#### SHORT TASK 1:
Reproduce the passage in the multi-boot post from "If you ever" to "and best practices.".
#### SHORT TASK 2:
Rewrite the paragraph of the multi-boot post that begins "Linux can read ntfs partitions" as a short bulleted list that keeps its main facts.
#### SHORT TASK 3:
Answer these questions from the multi-boot post:
(a) What filesystem does the writer say Linux uses?
(b) What package does Linux need in order to write to NTFS partitions?
(c) According to the writer, what do maintenance tasks sometimes involve?

#### TEXT BLOCK:
— start —

I'm interested in running Linux in multi-boot with Windows, but I would like to make sure, that there is no access between OS's.
If you ever multibooted Windows with a previous version, you will know, that NTFS directories are open in the other os and vice versa. This is unsecure in my opinion.
Now I know Linux uses ext4 or some other filesystem similar to it, but I understand there are facilities for FAT and NTFS.
How can I be completely sure, that I don't have access to Windows from Linux partitions and from Linux to Windows partitions.
As you know, all or most OS's run maintenance tasks. Sometimes this involves placing logs in the filesystems accessed. Or windows indexing might index files or drives and etc. I also want to make sure nothing like that happens.
I'm pretty good with configurations but no expert.
What additional steps do I take after an installation to make sure I have properly isolated the OS's from themselves, for security and best practices.
Linux can read ntfs partitions provided that this is activated in the kernel. It cannot write to them without the ntfs-3g package. So if you don't install this, your ntfs disks can't be corrupted by Linux. If you blacklist the ntfs module so that your kernel can't load it, your Windows partitions can't be read either.
Windows used to be incapable of reading any native Linux filesystem, but I don't know if this is the case for recent versions.

— end —

Spatial annotation entries

— start —

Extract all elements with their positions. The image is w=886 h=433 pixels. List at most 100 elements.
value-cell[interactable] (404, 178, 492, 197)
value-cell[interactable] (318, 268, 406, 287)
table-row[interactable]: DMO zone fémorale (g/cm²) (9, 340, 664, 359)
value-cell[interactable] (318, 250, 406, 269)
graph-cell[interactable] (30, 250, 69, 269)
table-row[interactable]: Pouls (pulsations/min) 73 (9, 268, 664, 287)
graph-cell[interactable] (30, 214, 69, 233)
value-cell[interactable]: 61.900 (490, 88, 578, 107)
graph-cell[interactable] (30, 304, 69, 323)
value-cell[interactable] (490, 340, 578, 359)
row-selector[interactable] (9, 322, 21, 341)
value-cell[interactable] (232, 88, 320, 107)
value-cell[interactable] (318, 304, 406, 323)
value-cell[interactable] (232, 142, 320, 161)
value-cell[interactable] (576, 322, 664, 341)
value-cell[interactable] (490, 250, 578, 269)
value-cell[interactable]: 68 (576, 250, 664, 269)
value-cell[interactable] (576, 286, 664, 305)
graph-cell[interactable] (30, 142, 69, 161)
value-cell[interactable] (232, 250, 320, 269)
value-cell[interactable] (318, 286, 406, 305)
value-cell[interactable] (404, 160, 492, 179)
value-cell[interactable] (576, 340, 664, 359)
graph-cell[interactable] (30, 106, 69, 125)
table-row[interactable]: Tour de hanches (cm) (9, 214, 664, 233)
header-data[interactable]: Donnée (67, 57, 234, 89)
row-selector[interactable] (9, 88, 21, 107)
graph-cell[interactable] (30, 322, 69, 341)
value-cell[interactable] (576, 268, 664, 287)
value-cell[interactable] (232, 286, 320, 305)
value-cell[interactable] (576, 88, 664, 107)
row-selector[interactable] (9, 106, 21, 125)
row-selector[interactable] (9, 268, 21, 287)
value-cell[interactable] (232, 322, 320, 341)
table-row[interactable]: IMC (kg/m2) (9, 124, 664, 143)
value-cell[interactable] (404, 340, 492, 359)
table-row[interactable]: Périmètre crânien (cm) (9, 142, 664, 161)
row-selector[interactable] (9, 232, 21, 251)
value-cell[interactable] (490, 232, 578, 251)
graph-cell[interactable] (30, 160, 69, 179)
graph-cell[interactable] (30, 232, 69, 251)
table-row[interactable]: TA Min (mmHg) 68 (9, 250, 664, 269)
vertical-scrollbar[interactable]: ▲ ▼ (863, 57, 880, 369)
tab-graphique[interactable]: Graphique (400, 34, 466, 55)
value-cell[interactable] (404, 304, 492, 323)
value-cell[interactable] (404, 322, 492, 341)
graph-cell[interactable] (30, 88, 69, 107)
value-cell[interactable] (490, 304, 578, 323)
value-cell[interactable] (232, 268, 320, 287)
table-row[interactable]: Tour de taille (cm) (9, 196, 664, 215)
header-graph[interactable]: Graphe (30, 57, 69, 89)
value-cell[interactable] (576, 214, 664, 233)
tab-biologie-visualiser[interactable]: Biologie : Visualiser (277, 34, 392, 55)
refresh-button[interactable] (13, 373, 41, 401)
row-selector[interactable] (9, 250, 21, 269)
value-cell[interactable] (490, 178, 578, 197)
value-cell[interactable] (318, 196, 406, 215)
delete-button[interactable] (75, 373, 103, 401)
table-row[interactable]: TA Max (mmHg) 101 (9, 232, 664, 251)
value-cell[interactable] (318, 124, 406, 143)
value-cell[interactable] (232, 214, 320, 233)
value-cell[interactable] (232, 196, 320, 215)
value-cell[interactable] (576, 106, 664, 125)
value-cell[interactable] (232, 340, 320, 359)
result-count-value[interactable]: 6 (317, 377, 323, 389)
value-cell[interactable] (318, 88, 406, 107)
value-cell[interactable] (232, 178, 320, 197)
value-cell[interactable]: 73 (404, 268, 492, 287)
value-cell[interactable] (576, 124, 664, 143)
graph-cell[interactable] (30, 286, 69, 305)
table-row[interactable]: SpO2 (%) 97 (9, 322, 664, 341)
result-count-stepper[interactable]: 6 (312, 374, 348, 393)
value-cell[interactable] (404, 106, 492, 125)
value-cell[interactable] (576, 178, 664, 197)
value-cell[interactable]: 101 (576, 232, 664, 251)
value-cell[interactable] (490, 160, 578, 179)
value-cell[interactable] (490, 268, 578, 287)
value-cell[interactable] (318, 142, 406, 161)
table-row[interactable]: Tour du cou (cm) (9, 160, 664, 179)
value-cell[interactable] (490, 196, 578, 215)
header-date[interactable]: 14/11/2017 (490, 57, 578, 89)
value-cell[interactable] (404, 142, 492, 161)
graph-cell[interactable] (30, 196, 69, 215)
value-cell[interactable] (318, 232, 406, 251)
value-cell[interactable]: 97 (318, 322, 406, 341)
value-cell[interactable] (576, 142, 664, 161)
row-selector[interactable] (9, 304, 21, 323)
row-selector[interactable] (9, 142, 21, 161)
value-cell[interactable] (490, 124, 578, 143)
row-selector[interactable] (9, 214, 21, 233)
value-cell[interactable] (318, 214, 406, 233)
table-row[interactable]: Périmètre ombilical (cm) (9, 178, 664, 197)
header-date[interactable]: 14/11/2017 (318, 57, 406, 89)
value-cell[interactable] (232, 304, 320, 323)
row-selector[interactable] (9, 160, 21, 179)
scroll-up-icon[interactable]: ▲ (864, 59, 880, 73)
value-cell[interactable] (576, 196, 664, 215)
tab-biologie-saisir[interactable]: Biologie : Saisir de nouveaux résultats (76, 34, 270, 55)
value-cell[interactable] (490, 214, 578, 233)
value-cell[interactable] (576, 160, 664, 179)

— end —

#### EXERCISE SOLUTION 1:
If you ever multibooted Windows with a previous version, you will know, that NTFS directories are open in the other os and vice versa. This is unsecure in my opinion.
Now I know Linux uses ext4 or some other filesystem similar to it, but I understand there are facilities for FAT and NTFS.
How can I be completely sure, that I don't have access to Windows from Linux partitions and from Linux to Windows partitions.
As you know, all or most OS's run maintenance tasks. Sometimes this involves placing logs in the filesystems accessed. Or windows indexing might index files or drives and etc. I also want to make sure nothing like that happens.
I'm pretty good with configurations but no expert.
What additional steps do I take after an installation to make sure I have properly isolated the OS's from themselves, for security and best practices.

#### EXERCISE SOLUTION 2:
- Linux can read NTFS partitions if this is activated in the kernel.
- Linux cannot write to them without the ntfs-3g package, so leaving it uninstalled means Linux can't corrupt NTFS disks.
- Blacklisting the ntfs module keeps the kernel from loading it, so Windows partitions can't be read either.

#### EXERCISE SOLUTION 3:
(a) ext4 or some other filesystem similar to it.
(b) The ntfs-3g package.
(c) Placing logs in the filesystems accessed.